[start of Reading text]
Looking for a way to entertain your young children? Bonus Borrows on hoopla have been extended through May 31! There are quite a few titles children can read, watch, and listen to without it counting towards your monthly limit. Enjoy characters such as Captain Underpants, Winnie-the Pooh, and Percy Jackson.

You can have a movie marathon with movies from hoopla’s Movies for Kids collection. Join Curious George on a series of adventures in Curious George Rides a Bike. Help catch a creature of fantasy in the How to Catch a Unicorn read along. For something a little more serious and historical, take a trip back to 1869 and ride a train on America’s new transcontinental railroad in the movie Locomotive.

Perhaps you want to help your children learn from home while schools are closed. Check out the Homeschool with hoopla collection, which was discussed in a previous blog post. Or you can give your kids a break from looking at a screen with the Children’s Favorite Music collection. Get up and move with one of Sesame Street’s most popular characters in Elmo’s Dance Party, and later you can get your kids ready for bed with Bedtime songs with Mr. Rogers.

Browse through hundreds more Bonus Borrows titles for kids and enjoy before May 31! 

Minds Behind the Magic: Favorite Children’s Authors in Audio and Film

Chances are, you’ve been spending a good bit more time with the kids recently. Are you struggling just to remember how it feels to be a child, let alone figuring out how it feels to be one in the middle of a global crisis? If so, you might turn to some old friends for inspiration–writers who, Peter Pan-like, never seemed to lose their passports to the realm of childhood, and who have made the lives of their readers all the richer for their magic.
[end of Reading text]
[start of Data supplied]
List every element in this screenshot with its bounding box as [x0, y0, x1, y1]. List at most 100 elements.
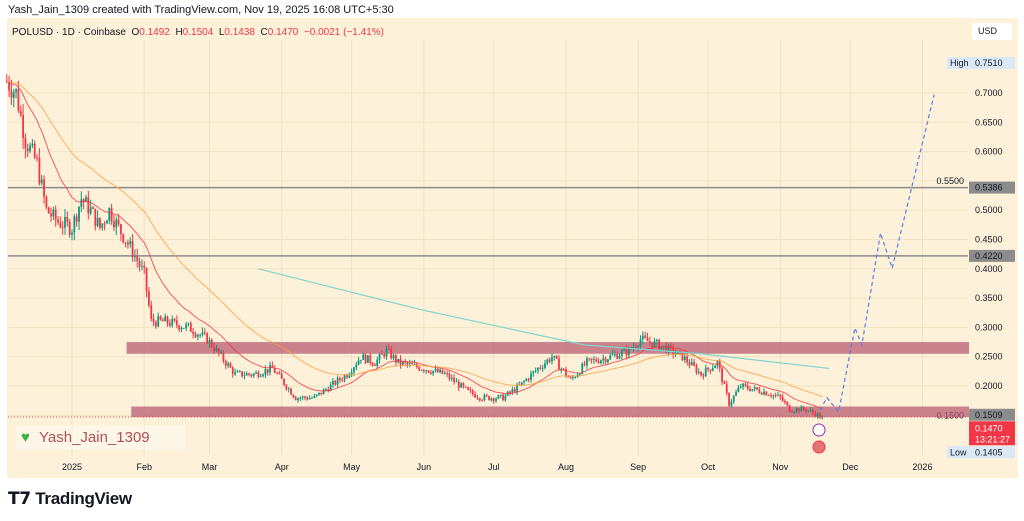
- candle-body: [287, 388, 290, 390]
- candle-body: [297, 398, 299, 401]
- candle-body: [784, 400, 786, 403]
- x-tick-label: Jun: [417, 462, 432, 472]
- chart-pane[interactable]: [7, 18, 1018, 478]
- candle-body: [334, 381, 337, 385]
- candle-body: [600, 360, 602, 364]
- candle-body: [252, 373, 255, 376]
- candle-body: [45, 196, 48, 208]
- candle-body: [280, 373, 283, 379]
- candle-body: [651, 342, 654, 347]
- open-label: O: [131, 27, 140, 38]
- candle-body: [641, 335, 644, 340]
- candle-body: [795, 408, 798, 412]
- candle-body: [742, 383, 744, 387]
- candle-body: [311, 397, 313, 399]
- candle-body: [152, 318, 155, 323]
- candle-body: [262, 374, 264, 376]
- candle-body: [441, 369, 444, 374]
- candle-body: [166, 316, 169, 324]
- candle-body: [43, 179, 45, 197]
- candle-body: [278, 373, 281, 375]
- candle-body: [760, 392, 763, 395]
- candle-body: [805, 409, 807, 412]
- candle-body: [327, 389, 330, 392]
- candle-body: [613, 354, 616, 355]
- candle-body: [758, 389, 761, 393]
- candle-body: [131, 241, 134, 257]
- candle-body: [464, 386, 467, 388]
- candle-body: [413, 363, 416, 365]
- candle-body: [360, 359, 362, 361]
- candle-body: [532, 371, 535, 374]
- candle-body: [339, 377, 341, 380]
- candle-body: [189, 323, 192, 332]
- candle-body: [78, 206, 80, 222]
- candle-body: [322, 389, 325, 395]
- open-value: 0.1492: [139, 27, 170, 38]
- candle-body: [290, 388, 292, 395]
- candle-body: [690, 362, 693, 366]
- candle-body: [210, 339, 213, 348]
- candle-body: [320, 392, 323, 395]
- candle-body: [737, 387, 740, 392]
- candle-body: [64, 217, 66, 228]
- candle-body: [700, 371, 702, 376]
- candle-body: [702, 375, 705, 377]
- x-tick-label: Apr: [275, 462, 289, 472]
- candle-body: [313, 395, 316, 398]
- candle-body: [143, 265, 146, 268]
- candle-body: [819, 413, 821, 418]
- candle-body: [371, 362, 374, 365]
- candle-body: [259, 375, 262, 377]
- candle-body: [660, 346, 663, 350]
- candle-body: [672, 347, 675, 355]
- candle-body: [329, 384, 332, 392]
- candle-body: [709, 369, 712, 371]
- y-tick-label: 0.2000: [975, 381, 1003, 391]
- candle-body: [513, 389, 516, 393]
- candle-body: [180, 328, 183, 330]
- candle-body: [551, 356, 553, 362]
- candle-body: [92, 207, 94, 209]
- candle-body: [425, 370, 428, 372]
- candle-body: [800, 407, 803, 412]
- support-resistance-zone: [126, 342, 970, 354]
- candle-body: [94, 208, 97, 227]
- candle-body: [443, 373, 446, 375]
- candle-body: [637, 346, 640, 348]
- candle-body: [648, 341, 651, 343]
- candle-body: [739, 386, 742, 388]
- candle-body: [467, 387, 469, 390]
- candle-body: [511, 389, 514, 393]
- candle-body: [662, 345, 665, 347]
- candle-body: [695, 365, 698, 373]
- candle-body: [539, 367, 542, 369]
- candle-body: [770, 395, 772, 397]
- candle-body: [59, 222, 62, 228]
- high-badge: [969, 57, 1015, 69]
- y-tick-label: 0.4500: [975, 235, 1003, 245]
- x-tick-label: Sep: [630, 462, 646, 472]
- candle-body: [607, 359, 609, 363]
- candle-body: [196, 334, 199, 337]
- symbol-info[interactable]: POLUSD · 1D · Coinbase: [12, 27, 126, 38]
- watermark-text: Yash_Jain_1309: [39, 429, 150, 446]
- low-value: 0.1438: [224, 27, 255, 38]
- candle-body: [50, 213, 52, 217]
- candle-body: [504, 395, 507, 401]
- tradingview-logo[interactable]: 𝗧𝟳 TradingView: [8, 489, 132, 509]
- projection-path: [819, 94, 935, 414]
- candle-body: [182, 328, 185, 329]
- candle-body: [31, 143, 34, 146]
- candle-body: [665, 345, 668, 353]
- currency-button[interactable]: USD: [972, 23, 1012, 40]
- candle-body: [604, 358, 607, 363]
- candle-body: [427, 370, 430, 373]
- candle-body: [276, 372, 278, 374]
- candle-body: [26, 148, 29, 152]
- high-tag: [947, 57, 971, 69]
- candle-body: [54, 209, 57, 220]
- candle-body: [814, 412, 817, 417]
- candle-body: [178, 325, 181, 330]
- low-label: Low: [950, 447, 967, 457]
[end of Data supplied]
→ **Short task**: Please print the passage of the hoopla text that starts with "Chances are, you’ve" and ends after "for their magic.".

→ **Expected answer**:
Chances are, you’ve been spending a good bit more time with the kids recently. Are you struggling just to remember how it feels to be a child, let alone figuring out how it feels to be one in the middle of a global crisis? If so, you might turn to some old friends for inspiration–writers who, Peter Pan-like, never seemed to lose their passports to the realm of childhood, and who have made the lives of their readers all the richer for their magic.